_What you need to do_
Without the pictures, please reproduce only the lines from the one with "Parse this screenshot: output" through the one with "Decode this chart: output", both included.

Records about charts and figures
---

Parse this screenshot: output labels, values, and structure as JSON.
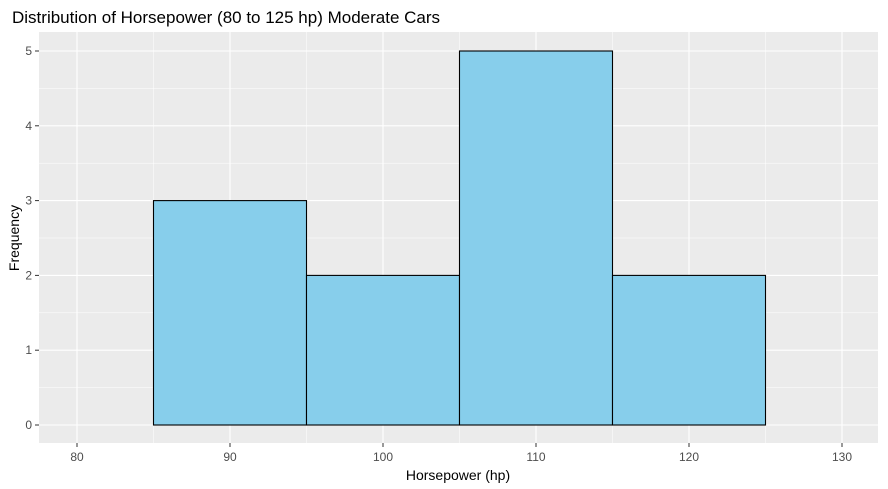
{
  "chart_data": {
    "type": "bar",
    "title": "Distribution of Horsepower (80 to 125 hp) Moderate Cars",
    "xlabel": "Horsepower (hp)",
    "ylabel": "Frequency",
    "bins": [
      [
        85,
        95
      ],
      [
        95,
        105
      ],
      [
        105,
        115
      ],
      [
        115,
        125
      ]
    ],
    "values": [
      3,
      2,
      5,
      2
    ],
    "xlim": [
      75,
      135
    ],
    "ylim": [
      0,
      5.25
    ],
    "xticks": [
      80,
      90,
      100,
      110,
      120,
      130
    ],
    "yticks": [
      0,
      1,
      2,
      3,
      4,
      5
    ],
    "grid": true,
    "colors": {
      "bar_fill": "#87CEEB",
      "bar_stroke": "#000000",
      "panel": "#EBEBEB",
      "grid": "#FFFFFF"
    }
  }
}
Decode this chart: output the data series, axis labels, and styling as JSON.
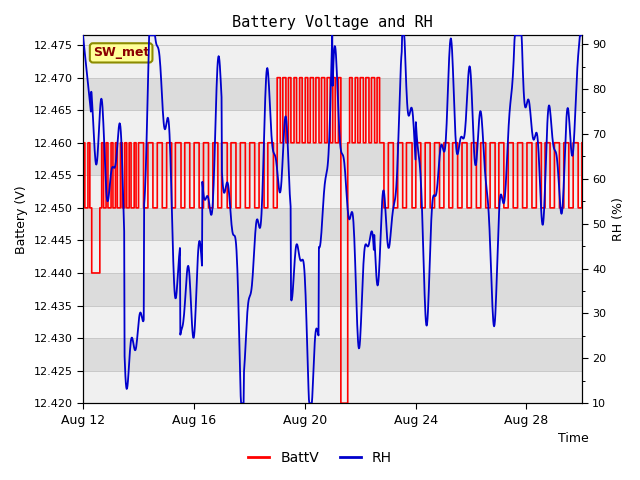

---

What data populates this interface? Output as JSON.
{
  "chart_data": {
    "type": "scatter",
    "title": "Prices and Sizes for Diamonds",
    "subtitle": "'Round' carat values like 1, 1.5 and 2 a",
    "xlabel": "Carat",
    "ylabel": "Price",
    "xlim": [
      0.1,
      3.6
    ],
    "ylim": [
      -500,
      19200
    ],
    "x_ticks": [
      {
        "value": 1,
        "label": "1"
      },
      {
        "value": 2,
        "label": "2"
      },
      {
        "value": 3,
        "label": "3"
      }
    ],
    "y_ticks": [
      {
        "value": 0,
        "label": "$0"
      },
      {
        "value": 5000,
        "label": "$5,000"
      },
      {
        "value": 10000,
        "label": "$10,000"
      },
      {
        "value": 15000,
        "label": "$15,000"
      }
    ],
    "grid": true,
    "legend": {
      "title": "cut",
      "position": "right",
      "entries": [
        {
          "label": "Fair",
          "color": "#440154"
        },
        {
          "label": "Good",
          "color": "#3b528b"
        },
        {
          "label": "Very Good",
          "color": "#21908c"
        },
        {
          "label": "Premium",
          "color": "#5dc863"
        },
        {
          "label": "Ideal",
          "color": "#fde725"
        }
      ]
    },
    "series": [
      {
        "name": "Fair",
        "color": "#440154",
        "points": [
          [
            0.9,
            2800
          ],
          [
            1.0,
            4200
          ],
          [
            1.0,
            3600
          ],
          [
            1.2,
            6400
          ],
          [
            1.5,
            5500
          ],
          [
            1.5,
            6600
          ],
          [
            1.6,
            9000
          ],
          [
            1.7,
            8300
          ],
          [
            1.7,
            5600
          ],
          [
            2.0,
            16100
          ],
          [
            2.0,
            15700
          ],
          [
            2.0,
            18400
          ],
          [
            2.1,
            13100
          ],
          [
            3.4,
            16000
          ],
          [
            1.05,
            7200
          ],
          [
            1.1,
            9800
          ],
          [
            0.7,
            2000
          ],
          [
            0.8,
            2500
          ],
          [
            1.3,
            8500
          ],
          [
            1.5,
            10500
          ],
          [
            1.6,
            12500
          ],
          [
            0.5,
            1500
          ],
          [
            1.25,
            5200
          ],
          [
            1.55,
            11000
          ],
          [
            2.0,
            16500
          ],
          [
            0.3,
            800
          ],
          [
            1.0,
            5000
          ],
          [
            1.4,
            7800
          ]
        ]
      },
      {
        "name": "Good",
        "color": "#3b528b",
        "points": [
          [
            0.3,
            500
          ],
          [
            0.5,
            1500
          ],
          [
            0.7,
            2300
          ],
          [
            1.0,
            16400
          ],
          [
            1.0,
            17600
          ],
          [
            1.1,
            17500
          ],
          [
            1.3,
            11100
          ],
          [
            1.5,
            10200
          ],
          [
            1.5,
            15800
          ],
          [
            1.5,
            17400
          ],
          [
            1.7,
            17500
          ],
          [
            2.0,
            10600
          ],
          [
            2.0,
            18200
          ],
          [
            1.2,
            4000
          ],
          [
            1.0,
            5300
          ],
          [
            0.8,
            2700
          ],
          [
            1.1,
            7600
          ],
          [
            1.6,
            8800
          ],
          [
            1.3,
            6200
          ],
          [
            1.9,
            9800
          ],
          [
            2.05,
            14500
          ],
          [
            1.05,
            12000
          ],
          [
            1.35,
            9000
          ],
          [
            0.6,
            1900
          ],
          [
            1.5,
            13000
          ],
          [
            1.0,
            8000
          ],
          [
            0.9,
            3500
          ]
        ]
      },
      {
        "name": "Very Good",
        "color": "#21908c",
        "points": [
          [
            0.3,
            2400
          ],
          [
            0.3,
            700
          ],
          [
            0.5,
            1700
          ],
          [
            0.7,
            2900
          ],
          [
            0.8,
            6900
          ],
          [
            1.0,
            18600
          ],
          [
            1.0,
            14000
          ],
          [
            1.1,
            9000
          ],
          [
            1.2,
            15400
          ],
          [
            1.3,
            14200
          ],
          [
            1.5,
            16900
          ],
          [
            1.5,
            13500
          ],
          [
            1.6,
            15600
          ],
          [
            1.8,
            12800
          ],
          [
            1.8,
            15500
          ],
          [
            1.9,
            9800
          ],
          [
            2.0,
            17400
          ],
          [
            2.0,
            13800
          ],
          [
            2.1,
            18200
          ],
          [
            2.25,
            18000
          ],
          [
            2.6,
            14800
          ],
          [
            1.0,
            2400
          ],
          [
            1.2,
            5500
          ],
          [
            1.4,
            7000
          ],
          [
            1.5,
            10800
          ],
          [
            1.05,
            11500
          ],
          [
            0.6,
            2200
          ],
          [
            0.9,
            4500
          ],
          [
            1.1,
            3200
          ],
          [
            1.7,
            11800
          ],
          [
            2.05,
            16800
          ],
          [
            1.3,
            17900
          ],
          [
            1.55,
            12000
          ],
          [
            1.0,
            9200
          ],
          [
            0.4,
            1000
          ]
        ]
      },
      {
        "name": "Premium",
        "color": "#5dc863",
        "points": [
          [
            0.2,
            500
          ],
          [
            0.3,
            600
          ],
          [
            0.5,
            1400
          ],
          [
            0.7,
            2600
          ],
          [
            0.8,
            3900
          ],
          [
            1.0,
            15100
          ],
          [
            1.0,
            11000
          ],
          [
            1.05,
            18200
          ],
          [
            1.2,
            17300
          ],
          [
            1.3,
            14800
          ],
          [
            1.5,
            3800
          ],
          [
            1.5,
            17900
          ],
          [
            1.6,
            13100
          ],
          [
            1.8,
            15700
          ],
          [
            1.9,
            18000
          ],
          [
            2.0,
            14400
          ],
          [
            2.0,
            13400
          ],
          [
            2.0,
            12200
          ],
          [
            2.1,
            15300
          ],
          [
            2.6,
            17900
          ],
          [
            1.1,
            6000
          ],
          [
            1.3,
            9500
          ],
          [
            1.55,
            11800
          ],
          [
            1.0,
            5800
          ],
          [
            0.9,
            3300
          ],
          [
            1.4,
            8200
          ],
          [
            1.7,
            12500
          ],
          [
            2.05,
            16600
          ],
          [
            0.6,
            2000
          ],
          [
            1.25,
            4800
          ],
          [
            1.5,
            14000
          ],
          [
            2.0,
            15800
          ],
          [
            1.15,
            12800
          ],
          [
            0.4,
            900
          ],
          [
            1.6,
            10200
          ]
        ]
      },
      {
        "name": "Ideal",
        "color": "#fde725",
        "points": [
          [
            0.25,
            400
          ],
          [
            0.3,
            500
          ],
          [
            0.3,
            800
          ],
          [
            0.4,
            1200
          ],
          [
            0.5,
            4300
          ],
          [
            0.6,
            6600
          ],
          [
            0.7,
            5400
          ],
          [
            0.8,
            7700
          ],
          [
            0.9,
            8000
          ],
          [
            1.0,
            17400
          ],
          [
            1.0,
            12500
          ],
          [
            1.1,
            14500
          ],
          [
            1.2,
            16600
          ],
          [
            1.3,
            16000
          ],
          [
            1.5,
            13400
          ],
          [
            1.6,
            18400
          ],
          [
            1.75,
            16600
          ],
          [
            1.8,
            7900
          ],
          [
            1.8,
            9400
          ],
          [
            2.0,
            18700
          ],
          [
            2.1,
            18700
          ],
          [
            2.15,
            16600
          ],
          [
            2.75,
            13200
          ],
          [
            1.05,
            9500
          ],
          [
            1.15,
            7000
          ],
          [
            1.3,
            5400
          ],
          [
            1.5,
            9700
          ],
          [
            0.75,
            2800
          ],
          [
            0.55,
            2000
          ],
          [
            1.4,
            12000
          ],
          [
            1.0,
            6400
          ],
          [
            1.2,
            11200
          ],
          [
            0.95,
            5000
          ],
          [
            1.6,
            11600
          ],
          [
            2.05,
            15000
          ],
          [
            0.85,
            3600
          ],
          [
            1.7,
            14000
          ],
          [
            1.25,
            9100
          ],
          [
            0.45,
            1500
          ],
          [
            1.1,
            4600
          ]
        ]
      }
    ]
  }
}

---

_Solved problem_
Parse this screenshot: output labels, values, and structure as JSON.
{
  "chart_data": {
    "type": "bar",
    "title": "Distribution of Horsepower (80 to 125 hp) Moderate Cars",
    "xlabel": "Horsepower (hp)",
    "ylabel": "Frequency",
    "bins": [
      [
        85,
        95
      ],
      [
        95,
        105
      ],
      [
        105,
        115
      ],
      [
        115,
        125
      ]
    ],
    "values": [
      3,
      2,
      5,
      2
    ],
    "xlim": [
      75,
      135
    ],
    "ylim": [
      0,
      5.25
    ],
    "xticks": [
      80,
      90,
      100,
      110,
      120,
      130
    ],
    "yticks": [
      0,
      1,
      2,
      3,
      4,
      5
    ],
    "grid": true,
    "colors": {
      "bar_fill": "#87CEEB",
      "bar_stroke": "#000000",
      "panel": "#EBEBEB",
      "grid": "#FFFFFF"
    }
  }
}
Decode this chart: output the data series, axis labels, and styling as JSON.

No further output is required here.